%%

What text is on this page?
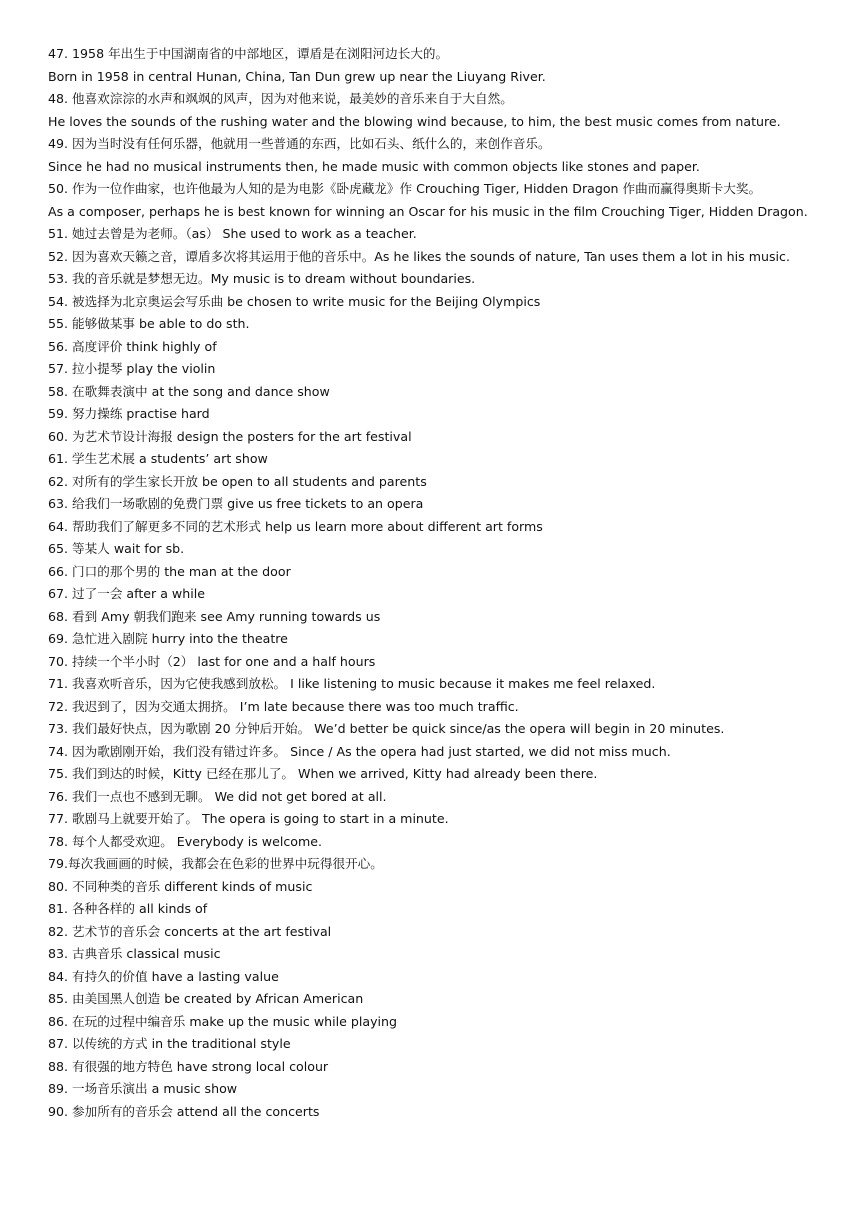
47. 1958 年出生于中国湖南省的中部地区，谭盾是在浏阳河边长大的。
Born in 1958 in central Hunan, China, Tan Dun grew up near the Liuyang River.
48. 他喜欢淙淙的水声和飒飒的风声，因为对他来说，最美妙的音乐来自于大自然。
He loves the sounds of the rushing water and the blowing wind because, to him, the best music comes from nature.
49. 因为当时没有任何乐器，他就用一些普通的东西，比如石头、纸什么的，来创作音乐。
Since he had no musical instruments then, he made music with common objects like stones and paper.
50. 作为一位作曲家，也许他最为人知的是为电影《卧虎藏龙》作 Crouching Tiger, Hidden Dragon 作曲而赢得奥斯卡大奖。
As a composer, perhaps he is best known for winning an Oscar for his music in the film Crouching Tiger, Hidden Dragon.
51. 她过去曾是为老师。（as） She used to work as a teacher.
52. 因为喜欢天籁之音，谭盾多次将其运用于他的音乐中。As he likes the sounds of nature, Tan uses them a lot in his music.
53. 我的音乐就是梦想无边。My music is to dream without boundaries.
54. 被选择为北京奥运会写乐曲 be chosen to write music for the Beijing Olympics
55. 能够做某事 be able to do sth.
56. 高度评价 think highly of
57. 拉小提琴 play the violin
58. 在歌舞表演中 at the song and dance show
59. 努力操练 practise hard
60. 为艺术节设计海报 design the posters for the art festival
61. 学生艺术展 a students’ art show
62. 对所有的学生家长开放 be open to all students and parents
63. 给我们一场歌剧的免费门票 give us free tickets to an opera
64. 帮助我们了解更多不同的艺术形式 help us learn more about different art forms
65. 等某人 wait for sb.
66. 门口的那个男的 the man at the door
67. 过了一会 after a while
68. 看到 Amy 朝我们跑来 see Amy running towards us
69. 急忙进入剧院 hurry into the theatre
70. 持续一个半小时（2） last for one and a half hours
71. 我喜欢听音乐，因为它使我感到放松。 I like listening to music because it makes me feel relaxed.
72. 我迟到了，因为交通太拥挤。 I’m late because there was too much traffic.
73. 我们最好快点，因为歌剧 20 分钟后开始。 We’d better be quick since/as the opera will begin in 20 minutes.
74. 因为歌剧刚开始，我们没有错过许多。 Since / As the opera had just started, we did not miss much.
75. 我们到达的时候，Kitty 已经在那儿了。 When we arrived, Kitty had already been there.
76. 我们一点也不感到无聊。 We did not get bored at all.
77. 歌剧马上就要开始了。 The opera is going to start in a minute.
78. 每个人都受欢迎。 Everybody is welcome.
79.每次我画画的时候，我都会在色彩的世界中玩得很开心。
80. 不同种类的音乐 different kinds of music
81. 各种各样的 all kinds of
82. 艺术节的音乐会 concerts at the art festival
83. 古典音乐 classical music
84. 有持久的价值 have a lasting value
85. 由美国黑人创造 be created by African American
86. 在玩的过程中编音乐 make up the music while playing
87. 以传统的方式 in the traditional style
88. 有很强的地方特色 have strong local colour
89. 一场音乐演出 a music show
90. 参加所有的音乐会 attend all the concerts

%%

▶ _What to do_
Report how many lines of the preceding records include "while". Output the number only.

▶ _Solved problem_
2